▼

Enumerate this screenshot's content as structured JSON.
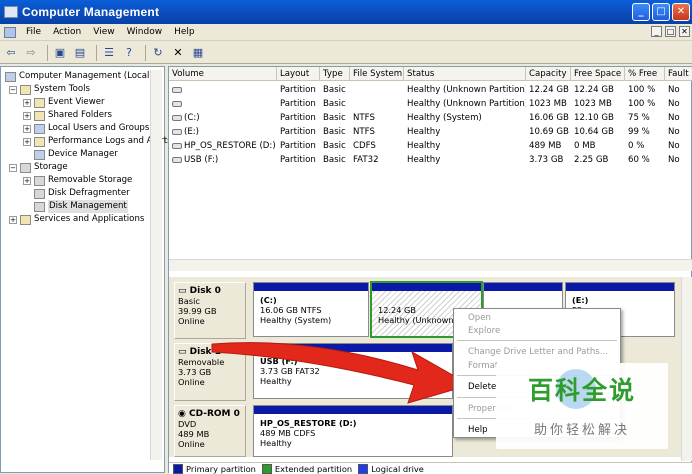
{
  "window": {
    "title": "Computer Management",
    "controls": {
      "minimize": "_",
      "maximize": "□",
      "close": "✕"
    }
  },
  "menubar": {
    "items": [
      "File",
      "Action",
      "View",
      "Window",
      "Help"
    ],
    "mdi_controls": [
      "_",
      "□",
      "✕"
    ]
  },
  "toolbar": {
    "buttons": [
      "back-icon",
      "forward-icon",
      "up-folder-icon",
      "show-tree-icon",
      "properties-icon",
      "help-icon",
      "refresh-icon",
      "delete-icon",
      "export-icon"
    ]
  },
  "tree": {
    "items": [
      {
        "label": "Computer Management (Local)",
        "level": 0,
        "expander": "",
        "icon": "computer-icon"
      },
      {
        "label": "System Tools",
        "level": 1,
        "expander": "−",
        "icon": "tools-icon"
      },
      {
        "label": "Event Viewer",
        "level": 2,
        "expander": "+",
        "icon": "event-viewer-icon"
      },
      {
        "label": "Shared Folders",
        "level": 2,
        "expander": "+",
        "icon": "shared-folders-icon"
      },
      {
        "label": "Local Users and Groups",
        "level": 2,
        "expander": "+",
        "icon": "users-icon"
      },
      {
        "label": "Performance Logs and Alerts",
        "level": 2,
        "expander": "+",
        "icon": "performance-icon"
      },
      {
        "label": "Device Manager",
        "level": 2,
        "expander": "",
        "icon": "device-manager-icon"
      },
      {
        "label": "Storage",
        "level": 1,
        "expander": "−",
        "icon": "storage-icon"
      },
      {
        "label": "Removable Storage",
        "level": 2,
        "expander": "+",
        "icon": "removable-storage-icon"
      },
      {
        "label": "Disk Defragmenter",
        "level": 2,
        "expander": "",
        "icon": "defragmenter-icon"
      },
      {
        "label": "Disk Management",
        "level": 2,
        "expander": "",
        "icon": "disk-management-icon",
        "selected": true
      },
      {
        "label": "Services and Applications",
        "level": 1,
        "expander": "+",
        "icon": "services-icon"
      }
    ]
  },
  "volumes": {
    "columns": [
      "Volume",
      "Layout",
      "Type",
      "File System",
      "Status",
      "Capacity",
      "Free Space",
      "% Free",
      "Fault"
    ],
    "rows": [
      [
        "",
        "Partition",
        "Basic",
        "",
        "Healthy (Unknown Partition)",
        "12.24 GB",
        "12.24 GB",
        "100 %",
        "No"
      ],
      [
        "",
        "Partition",
        "Basic",
        "",
        "Healthy (Unknown Partition)",
        "1023 MB",
        "1023 MB",
        "100 %",
        "No"
      ],
      [
        "(C:)",
        "Partition",
        "Basic",
        "NTFS",
        "Healthy (System)",
        "16.06 GB",
        "12.10 GB",
        "75 %",
        "No"
      ],
      [
        "(E:)",
        "Partition",
        "Basic",
        "NTFS",
        "Healthy",
        "10.69 GB",
        "10.64 GB",
        "99 %",
        "No"
      ],
      [
        "HP_OS_RESTORE (D:)",
        "Partition",
        "Basic",
        "CDFS",
        "Healthy",
        "489 MB",
        "0 MB",
        "0 %",
        "No"
      ],
      [
        "USB (F:)",
        "Partition",
        "Basic",
        "FAT32",
        "Healthy",
        "3.73 GB",
        "2.25 GB",
        "60 %",
        "No"
      ]
    ]
  },
  "disks": [
    {
      "name": "Disk 0",
      "type": "Basic",
      "size": "39.99 GB",
      "status": "Online"
    },
    {
      "name": "Disk 1",
      "type": "Removable",
      "size": "3.73 GB",
      "status": "Online"
    },
    {
      "name": "CD-ROM 0",
      "type": "DVD",
      "size": "489 MB",
      "status": "Online"
    }
  ],
  "partitions": {
    "c": {
      "name": "(C:)",
      "detail": "16.06 GB NTFS",
      "status": "Healthy (System)"
    },
    "unknown": {
      "name": "",
      "detail": "12.24 GB",
      "status": "Healthy (Unknown"
    },
    "e": {
      "name": "(E:)",
      "detail": "FS",
      "status": ""
    },
    "usb": {
      "name": "USB  (F:)",
      "detail": "3.73 GB FAT32",
      "status": "Healthy"
    },
    "restore": {
      "name": "HP_OS_RESTORE  (D:)",
      "detail": "489 MB CDFS",
      "status": "Healthy"
    }
  },
  "context_menu": {
    "open": "Open",
    "explore": "Explore",
    "change_letter": "Change Drive Letter and Paths...",
    "format": "Format...",
    "delete": "Delete",
    "properties": "Properties",
    "help": "Help"
  },
  "legend": {
    "primary": "Primary partition",
    "extended": "Extended partition",
    "logical": "Logical drive"
  },
  "colors": {
    "primary": "#0a1aa6",
    "extended": "#2e9b2e",
    "logical": "#1c3cf0",
    "arrow": "#e2271b"
  },
  "watermark": {
    "title": "百科全说",
    "subtitle": "助你轻松解决"
  }
}
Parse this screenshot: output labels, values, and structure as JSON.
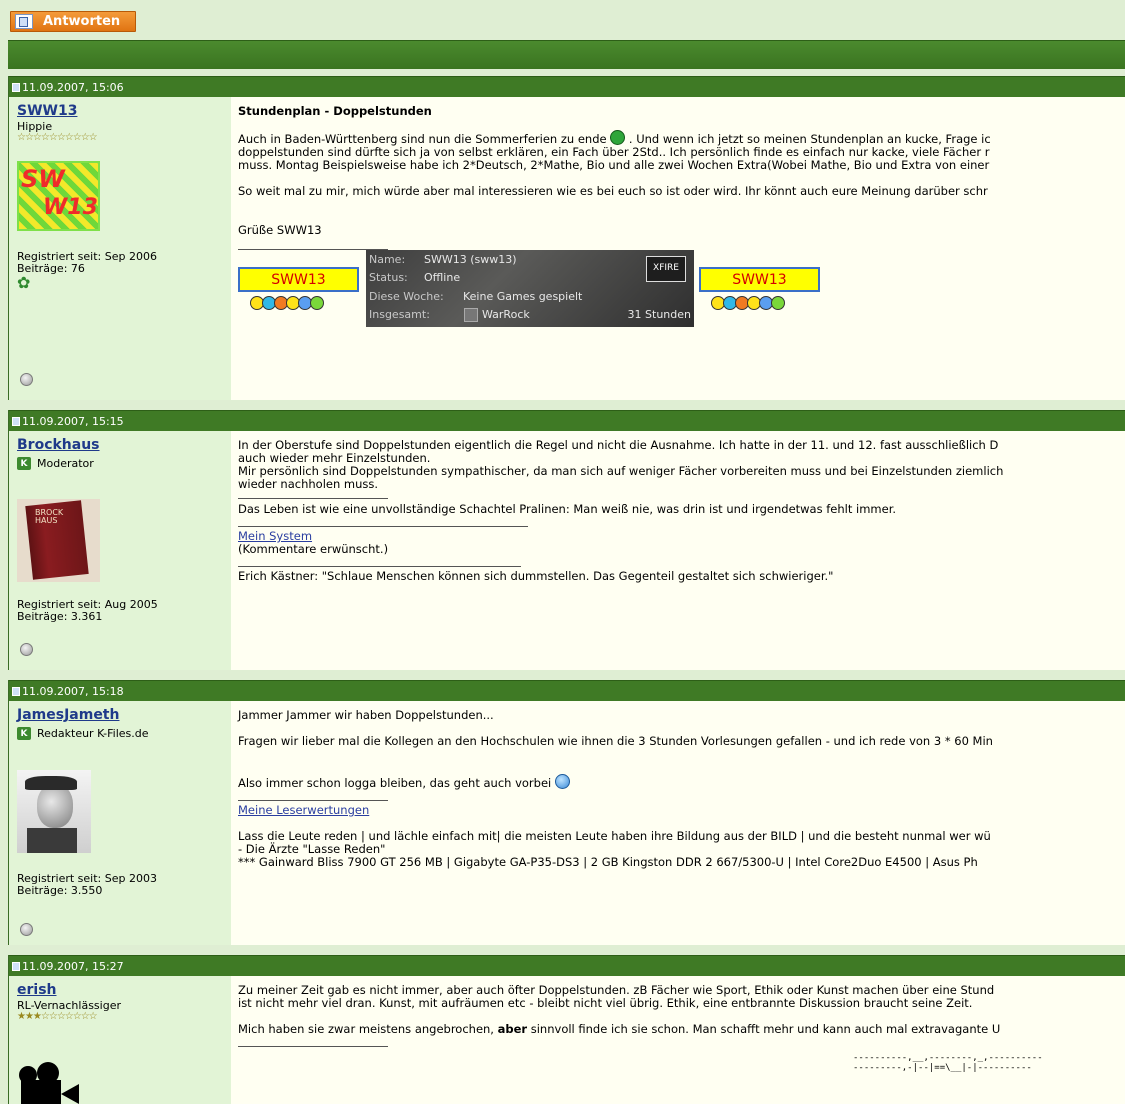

▲

__WHAT NEEDS TO BE DONE__. Repeat the data exactly, dropping every picture it holds.

__SOLVED PROBLEM__.
Enumerate this screenshot's content as structured JSON.
{
  "window": {
    "title": "Computer Management",
    "controls": {
      "minimize": "_",
      "maximize": "□",
      "close": "✕"
    }
  },
  "menubar": {
    "items": [
      "File",
      "Action",
      "View",
      "Window",
      "Help"
    ],
    "mdi_controls": [
      "_",
      "□",
      "✕"
    ]
  },
  "toolbar": {
    "buttons": [
      "back-icon",
      "forward-icon",
      "up-folder-icon",
      "show-tree-icon",
      "properties-icon",
      "help-icon",
      "refresh-icon",
      "delete-icon",
      "export-icon"
    ]
  },
  "tree": {
    "items": [
      {
        "label": "Computer Management (Local)",
        "level": 0,
        "expander": "",
        "icon": "computer-icon"
      },
      {
        "label": "System Tools",
        "level": 1,
        "expander": "−",
        "icon": "tools-icon"
      },
      {
        "label": "Event Viewer",
        "level": 2,
        "expander": "+",
        "icon": "event-viewer-icon"
      },
      {
        "label": "Shared Folders",
        "level": 2,
        "expander": "+",
        "icon": "shared-folders-icon"
      },
      {
        "label": "Local Users and Groups",
        "level": 2,
        "expander": "+",
        "icon": "users-icon"
      },
      {
        "label": "Performance Logs and Alerts",
        "level": 2,
        "expander": "+",
        "icon": "performance-icon"
      },
      {
        "label": "Device Manager",
        "level": 2,
        "expander": "",
        "icon": "device-manager-icon"
      },
      {
        "label": "Storage",
        "level": 1,
        "expander": "−",
        "icon": "storage-icon"
      },
      {
        "label": "Removable Storage",
        "level": 2,
        "expander": "+",
        "icon": "removable-storage-icon"
      },
      {
        "label": "Disk Defragmenter",
        "level": 2,
        "expander": "",
        "icon": "defragmenter-icon"
      },
      {
        "label": "Disk Management",
        "level": 2,
        "expander": "",
        "icon": "disk-management-icon",
        "selected": true
      },
      {
        "label": "Services and Applications",
        "level": 1,
        "expander": "+",
        "icon": "services-icon"
      }
    ]
  },
  "volumes": {
    "columns": [
      "Volume",
      "Layout",
      "Type",
      "File System",
      "Status",
      "Capacity",
      "Free Space",
      "% Free",
      "Fault"
    ],
    "rows": [
      [
        "",
        "Partition",
        "Basic",
        "",
        "Healthy (Unknown Partition)",
        "12.24 GB",
        "12.24 GB",
        "100 %",
        "No"
      ],
      [
        "",
        "Partition",
        "Basic",
        "",
        "Healthy (Unknown Partition)",
        "1023 MB",
        "1023 MB",
        "100 %",
        "No"
      ],
      [
        "(C:)",
        "Partition",
        "Basic",
        "NTFS",
        "Healthy (System)",
        "16.06 GB",
        "12.10 GB",
        "75 %",
        "No"
      ],
      [
        "(E:)",
        "Partition",
        "Basic",
        "NTFS",
        "Healthy",
        "10.69 GB",
        "10.64 GB",
        "99 %",
        "No"
      ],
      [
        "HP_OS_RESTORE (D:)",
        "Partition",
        "Basic",
        "CDFS",
        "Healthy",
        "489 MB",
        "0 MB",
        "0 %",
        "No"
      ],
      [
        "USB (F:)",
        "Partition",
        "Basic",
        "FAT32",
        "Healthy",
        "3.73 GB",
        "2.25 GB",
        "60 %",
        "No"
      ]
    ]
  },
  "disks": [
    {
      "name": "Disk 0",
      "type": "Basic",
      "size": "39.99 GB",
      "status": "Online"
    },
    {
      "name": "Disk 1",
      "type": "Removable",
      "size": "3.73 GB",
      "status": "Online"
    },
    {
      "name": "CD-ROM 0",
      "type": "DVD",
      "size": "489 MB",
      "status": "Online"
    }
  ],
  "partitions": {
    "c": {
      "name": "(C:)",
      "detail": "16.06 GB NTFS",
      "status": "Healthy (System)"
    },
    "unknown": {
      "name": "",
      "detail": "12.24 GB",
      "status": "Healthy (Unknown"
    },
    "e": {
      "name": "(E:)",
      "detail": "FS",
      "status": ""
    },
    "usb": {
      "name": "USB  (F:)",
      "detail": "3.73 GB FAT32",
      "status": "Healthy"
    },
    "restore": {
      "name": "HP_OS_RESTORE  (D:)",
      "detail": "489 MB CDFS",
      "status": "Healthy"
    }
  },
  "context_menu": {
    "open": "Open",
    "explore": "Explore",
    "change_letter": "Change Drive Letter and Paths...",
    "format": "Format...",
    "delete": "Delete",
    "properties": "Properties",
    "help": "Help"
  },
  "legend": {
    "primary": "Primary partition",
    "extended": "Extended partition",
    "logical": "Logical drive"
  },
  "colors": {
    "primary": "#0a1aa6",
    "extended": "#2e9b2e",
    "logical": "#1c3cf0",
    "arrow": "#e2271b"
  },
  "watermark": {
    "title": "百科全说",
    "subtitle": "助你轻松解决"
  }
}
Parse this screenshot: output labels, values, and structure as JSON.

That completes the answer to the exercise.